*TASK REQUIREMENTS:* Copy the data below exactly.
=== MATERIAL TO PROCESS ===
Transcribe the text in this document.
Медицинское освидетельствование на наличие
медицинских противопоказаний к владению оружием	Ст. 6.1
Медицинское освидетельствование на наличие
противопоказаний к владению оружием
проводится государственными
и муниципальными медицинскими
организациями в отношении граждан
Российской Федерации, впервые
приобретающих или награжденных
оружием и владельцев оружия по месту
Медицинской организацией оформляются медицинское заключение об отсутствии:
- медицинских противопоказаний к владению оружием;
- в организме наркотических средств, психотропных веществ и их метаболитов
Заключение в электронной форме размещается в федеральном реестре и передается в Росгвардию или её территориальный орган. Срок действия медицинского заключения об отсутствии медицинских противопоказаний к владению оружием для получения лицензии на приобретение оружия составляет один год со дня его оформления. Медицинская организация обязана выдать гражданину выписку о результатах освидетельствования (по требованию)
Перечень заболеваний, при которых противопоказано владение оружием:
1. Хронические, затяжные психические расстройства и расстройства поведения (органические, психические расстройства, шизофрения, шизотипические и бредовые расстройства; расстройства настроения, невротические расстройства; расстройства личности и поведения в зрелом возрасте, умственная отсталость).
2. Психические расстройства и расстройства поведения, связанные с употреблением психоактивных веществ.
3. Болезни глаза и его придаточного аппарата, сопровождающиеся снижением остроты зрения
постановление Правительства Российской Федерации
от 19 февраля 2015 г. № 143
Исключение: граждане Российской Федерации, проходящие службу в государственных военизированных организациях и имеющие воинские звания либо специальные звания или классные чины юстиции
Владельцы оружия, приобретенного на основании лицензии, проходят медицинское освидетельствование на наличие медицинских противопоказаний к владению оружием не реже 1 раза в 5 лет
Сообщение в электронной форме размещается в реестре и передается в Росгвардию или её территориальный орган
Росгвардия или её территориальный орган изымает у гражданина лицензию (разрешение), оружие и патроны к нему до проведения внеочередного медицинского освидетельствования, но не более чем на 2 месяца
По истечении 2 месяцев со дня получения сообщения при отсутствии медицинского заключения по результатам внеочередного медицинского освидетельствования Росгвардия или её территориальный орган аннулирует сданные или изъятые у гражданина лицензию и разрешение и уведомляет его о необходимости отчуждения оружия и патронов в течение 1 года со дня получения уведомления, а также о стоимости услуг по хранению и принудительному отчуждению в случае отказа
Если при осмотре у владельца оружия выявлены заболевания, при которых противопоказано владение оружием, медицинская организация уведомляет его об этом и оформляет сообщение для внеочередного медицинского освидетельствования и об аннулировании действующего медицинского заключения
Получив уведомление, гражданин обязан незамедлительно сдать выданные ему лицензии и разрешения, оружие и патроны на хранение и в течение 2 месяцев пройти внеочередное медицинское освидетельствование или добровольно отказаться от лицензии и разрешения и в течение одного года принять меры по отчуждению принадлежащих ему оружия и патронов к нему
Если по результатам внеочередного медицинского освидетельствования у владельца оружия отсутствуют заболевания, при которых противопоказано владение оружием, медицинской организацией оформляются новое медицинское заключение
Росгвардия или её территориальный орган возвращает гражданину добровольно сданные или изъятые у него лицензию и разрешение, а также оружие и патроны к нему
===
*SOLUTION TO THIS TASK:*
Transcribe the text in this document.
Медицинское освидетельствование на наличие
медицинских противопоказаний к владению оружием	Ст. 6.1
Медицинское освидетельствование на наличие
противопоказаний к владению оружием
проводится государственными
и муниципальными медицинскими
организациями в отношении граждан
Российской Федерации, впервые
приобретающих или награжденных
оружием и владельцев оружия по месту
Медицинской организацией оформляются медицинское заключение об отсутствии:
- медицинских противопоказаний к владению оружием;
- в организме наркотических средств, психотропных веществ и их метаболитов
Заключение в электронной форме размещается в федеральном реестре и передается в Росгвардию или её территориальный орган. Срок действия медицинского заключения об отсутствии медицинских противопоказаний к владению оружием для получения лицензии на приобретение оружия составляет один год со дня его оформления. Медицинская организация обязана выдать гражданину выписку о результатах освидетельствования (по требованию)
Перечень заболеваний, при которых противопоказано владение оружием:
1. Хронические, затяжные психические расстройства и расстройства поведения (органические, психические расстройства, шизофрения, шизотипические и бредовые расстройства; расстройства настроения, невротические расстройства; расстройства личности и поведения в зрелом возрасте, умственная отсталость).
2. Психические расстройства и расстройства поведения, связанные с употреблением психоактивных веществ.
3. Болезни глаза и его придаточного аппарата, сопровождающиеся снижением остроты зрения
постановление Правительства Российской Федерации
от 19 февраля 2015 г. № 143
Исключение: граждане Российской Федерации, проходящие службу в государственных военизированных организациях и имеющие воинские звания либо специальные звания или классные чины юстиции
Владельцы оружия, приобретенного на основании лицензии, проходят медицинское освидетельствование на наличие медицинских противопоказаний к владению оружием не реже 1 раза в 5 лет
Сообщение в электронной форме размещается в реестре и передается в Росгвардию или её территориальный орган
Росгвардия или её территориальный орган изымает у гражданина лицензию (разрешение), оружие и патроны к нему до проведения внеочередного медицинского освидетельствования, но не более чем на 2 месяца
По истечении 2 месяцев со дня получения сообщения при отсутствии медицинского заключения по результатам внеочередного медицинского освидетельствования Росгвардия или её территориальный орган аннулирует сданные или изъятые у гражданина лицензию и разрешение и уведомляет его о необходимости отчуждения оружия и патронов в течение 1 года со дня получения уведомления, а также о стоимости услуг по хранению и принудительному отчуждению в случае отказа
Если при осмотре у владельца оружия выявлены заболевания, при которых противопоказано владение оружием, медицинская организация уведомляет его об этом и оформляет сообщение для внеочередного медицинского освидетельствования и об аннулировании действующего медицинского заключения
Получив уведомление, гражданин обязан незамедлительно сдать выданные ему лицензии и разрешения, оружие и патроны на хранение и в течение 2 месяцев пройти внеочередное медицинское освидетельствование или добровольно отказаться от лицензии и разрешения и в течение одного года принять меры по отчуждению принадлежащих ему оружия и патронов к нему
Если по результатам внеочередного медицинского освидетельствования у владельца оружия отсутствуют заболевания, при которых противопоказано владение оружием, медицинской организацией оформляются новое медицинское заключение
Росгвардия или её территориальный орган возвращает гражданину добровольно сданные или изъятые у него лицензию и разрешение, а также оружие и патроны к нему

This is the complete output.